> Data shown

* begin *

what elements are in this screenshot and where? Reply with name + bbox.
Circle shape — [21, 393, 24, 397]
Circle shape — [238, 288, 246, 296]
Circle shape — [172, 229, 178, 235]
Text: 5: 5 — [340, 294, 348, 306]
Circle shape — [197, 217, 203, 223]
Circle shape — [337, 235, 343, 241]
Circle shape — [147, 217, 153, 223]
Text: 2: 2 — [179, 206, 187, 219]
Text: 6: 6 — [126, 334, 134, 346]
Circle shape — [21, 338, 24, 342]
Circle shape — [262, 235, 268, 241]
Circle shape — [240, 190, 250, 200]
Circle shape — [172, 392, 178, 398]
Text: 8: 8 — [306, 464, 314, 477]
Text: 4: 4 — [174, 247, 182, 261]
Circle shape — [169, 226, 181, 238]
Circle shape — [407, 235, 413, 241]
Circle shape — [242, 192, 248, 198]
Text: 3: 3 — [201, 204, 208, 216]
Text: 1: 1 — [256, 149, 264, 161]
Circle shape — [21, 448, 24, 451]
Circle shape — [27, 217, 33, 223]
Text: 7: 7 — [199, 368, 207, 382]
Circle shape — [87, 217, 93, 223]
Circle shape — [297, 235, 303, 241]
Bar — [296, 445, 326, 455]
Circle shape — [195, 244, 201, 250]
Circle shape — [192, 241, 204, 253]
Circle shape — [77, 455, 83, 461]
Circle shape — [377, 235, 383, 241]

* end *

> Directions for this task
Return every line of the entries above unchanged, from the first line to the last.

> Result of the task
what elements are in this screenshot and where? Reply with name + bbox.
Circle shape — [21, 393, 24, 397]
Circle shape — [238, 288, 246, 296]
Circle shape — [172, 229, 178, 235]
Text: 5: 5 — [340, 294, 348, 306]
Circle shape — [197, 217, 203, 223]
Circle shape — [337, 235, 343, 241]
Circle shape — [147, 217, 153, 223]
Text: 2: 2 — [179, 206, 187, 219]
Text: 6: 6 — [126, 334, 134, 346]
Circle shape — [21, 338, 24, 342]
Circle shape — [262, 235, 268, 241]
Circle shape — [240, 190, 250, 200]
Circle shape — [172, 392, 178, 398]
Text: 8: 8 — [306, 464, 314, 477]
Text: 4: 4 — [174, 247, 182, 261]
Circle shape — [169, 226, 181, 238]
Circle shape — [407, 235, 413, 241]
Circle shape — [242, 192, 248, 198]
Text: 3: 3 — [201, 204, 208, 216]
Text: 1: 1 — [256, 149, 264, 161]
Circle shape — [21, 448, 24, 451]
Circle shape — [27, 217, 33, 223]
Text: 7: 7 — [199, 368, 207, 382]
Circle shape — [87, 217, 93, 223]
Circle shape — [297, 235, 303, 241]
Bar — [296, 445, 326, 455]
Circle shape — [195, 244, 201, 250]
Circle shape — [192, 241, 204, 253]
Circle shape — [77, 455, 83, 461]
Circle shape — [377, 235, 383, 241]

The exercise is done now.